TASK OBJECTIVE: Transcribe each entry below exactly. Pictures do not go in the copy.

ENTRIES SHOWN:
-- -- --
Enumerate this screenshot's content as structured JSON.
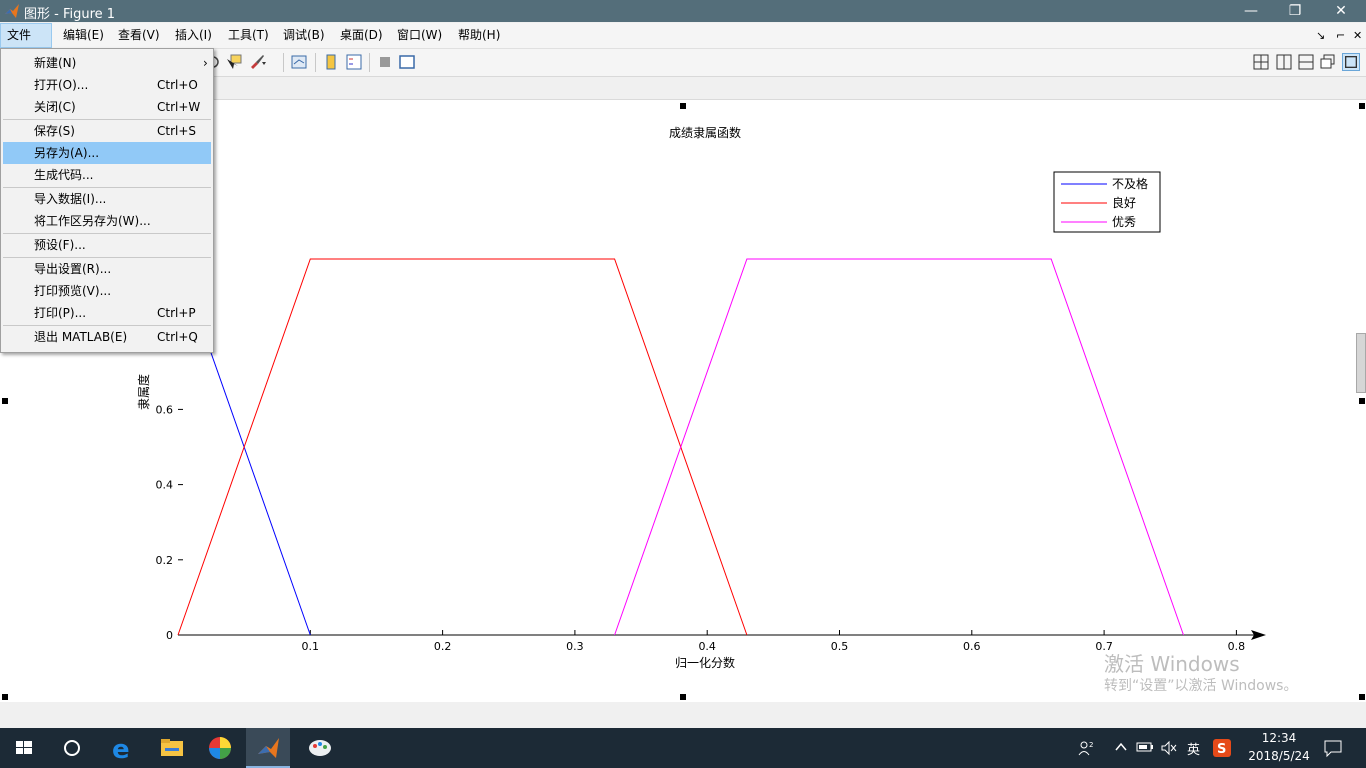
{
  "window": {
    "title": "图形 - Figure 1",
    "controls": {
      "minimize": "—",
      "restore": "❐",
      "close": "✕"
    }
  },
  "menubar": {
    "items": [
      "文件(F)",
      "编辑(E)",
      "查看(V)",
      "插入(I)",
      "工具(T)",
      "调试(B)",
      "桌面(D)",
      "窗口(W)",
      "帮助(H)"
    ],
    "right_icons": [
      "↘",
      "⌐",
      "✕"
    ]
  },
  "file_menu": {
    "items": [
      {
        "label": "新建(N)",
        "shortcut": "",
        "submenu": "›"
      },
      {
        "label": "打开(O)...",
        "shortcut": "Ctrl+O"
      },
      {
        "label": "关闭(C)",
        "shortcut": "Ctrl+W"
      },
      {
        "label": "保存(S)",
        "shortcut": "Ctrl+S"
      },
      {
        "label": "另存为(A)...",
        "shortcut": "",
        "highlighted": true
      },
      {
        "label": "生成代码...",
        "shortcut": ""
      },
      {
        "label": "导入数据(I)...",
        "shortcut": ""
      },
      {
        "label": "将工作区另存为(W)...",
        "shortcut": ""
      },
      {
        "label": "预设(F)...",
        "shortcut": ""
      },
      {
        "label": "导出设置(R)...",
        "shortcut": ""
      },
      {
        "label": "打印预览(V)...",
        "shortcut": ""
      },
      {
        "label": "打印(P)...",
        "shortcut": "Ctrl+P"
      },
      {
        "label": "退出 MATLAB(E)",
        "shortcut": "Ctrl+Q"
      }
    ]
  },
  "chart_data": {
    "type": "line",
    "title": "成绩隶属函数",
    "xlabel": "归一化分数",
    "ylabel": "隶属度",
    "xlim": [
      0,
      0.8
    ],
    "ylim": [
      0,
      1
    ],
    "xticks": [
      "0.1",
      "0.2",
      "0.3",
      "0.4",
      "0.5",
      "0.6",
      "0.7",
      "0.8"
    ],
    "yticks": [
      "0",
      "0.2",
      "0.4",
      "0.6"
    ],
    "legend_position": "top-right",
    "series": [
      {
        "name": "不及格",
        "color": "#0000ff",
        "x": [
          0,
          0.1
        ],
        "y": [
          1,
          0
        ]
      },
      {
        "name": "良好",
        "color": "#ff0000",
        "x": [
          0,
          0.1,
          0.33,
          0.43
        ],
        "y": [
          0,
          1,
          1,
          0
        ]
      },
      {
        "name": "优秀",
        "color": "#ff00ff",
        "x": [
          0.33,
          0.43,
          0.66,
          0.76
        ],
        "y": [
          0,
          1,
          1,
          0
        ]
      }
    ]
  },
  "watermark": {
    "line1": "激活 Windows",
    "line2": "转到“设置”以激活 Windows。"
  },
  "taskbar": {
    "time": "12:34",
    "date": "2018/5/24",
    "ime": "英"
  },
  "colors": {
    "titlebar": "#546e7a",
    "menu_highlight": "#91c9f7",
    "taskbar": "#1c2a36"
  }
}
-- -- --
EXERCISE RESULT:
Enumerate this screenshot's content as structured JSON.
{
  "window": {
    "title": "图形 - Figure 1",
    "controls": {
      "minimize": "—",
      "restore": "❐",
      "close": "✕"
    }
  },
  "menubar": {
    "items": [
      "文件(F)",
      "编辑(E)",
      "查看(V)",
      "插入(I)",
      "工具(T)",
      "调试(B)",
      "桌面(D)",
      "窗口(W)",
      "帮助(H)"
    ],
    "right_icons": [
      "↘",
      "⌐",
      "✕"
    ]
  },
  "file_menu": {
    "items": [
      {
        "label": "新建(N)",
        "shortcut": "",
        "submenu": "›"
      },
      {
        "label": "打开(O)...",
        "shortcut": "Ctrl+O"
      },
      {
        "label": "关闭(C)",
        "shortcut": "Ctrl+W"
      },
      {
        "label": "保存(S)",
        "shortcut": "Ctrl+S"
      },
      {
        "label": "另存为(A)...",
        "shortcut": "",
        "highlighted": true
      },
      {
        "label": "生成代码...",
        "shortcut": ""
      },
      {
        "label": "导入数据(I)...",
        "shortcut": ""
      },
      {
        "label": "将工作区另存为(W)...",
        "shortcut": ""
      },
      {
        "label": "预设(F)...",
        "shortcut": ""
      },
      {
        "label": "导出设置(R)...",
        "shortcut": ""
      },
      {
        "label": "打印预览(V)...",
        "shortcut": ""
      },
      {
        "label": "打印(P)...",
        "shortcut": "Ctrl+P"
      },
      {
        "label": "退出 MATLAB(E)",
        "shortcut": "Ctrl+Q"
      }
    ]
  },
  "chart_data": {
    "type": "line",
    "title": "成绩隶属函数",
    "xlabel": "归一化分数",
    "ylabel": "隶属度",
    "xlim": [
      0,
      0.8
    ],
    "ylim": [
      0,
      1
    ],
    "xticks": [
      "0.1",
      "0.2",
      "0.3",
      "0.4",
      "0.5",
      "0.6",
      "0.7",
      "0.8"
    ],
    "yticks": [
      "0",
      "0.2",
      "0.4",
      "0.6"
    ],
    "legend_position": "top-right",
    "series": [
      {
        "name": "不及格",
        "color": "#0000ff",
        "x": [
          0,
          0.1
        ],
        "y": [
          1,
          0
        ]
      },
      {
        "name": "良好",
        "color": "#ff0000",
        "x": [
          0,
          0.1,
          0.33,
          0.43
        ],
        "y": [
          0,
          1,
          1,
          0
        ]
      },
      {
        "name": "优秀",
        "color": "#ff00ff",
        "x": [
          0.33,
          0.43,
          0.66,
          0.76
        ],
        "y": [
          0,
          1,
          1,
          0
        ]
      }
    ]
  },
  "watermark": {
    "line1": "激活 Windows",
    "line2": "转到“设置”以激活 Windows。"
  },
  "taskbar": {
    "time": "12:34",
    "date": "2018/5/24",
    "ime": "英"
  },
  "colors": {
    "titlebar": "#546e7a",
    "menu_highlight": "#91c9f7",
    "taskbar": "#1c2a36"
  }
}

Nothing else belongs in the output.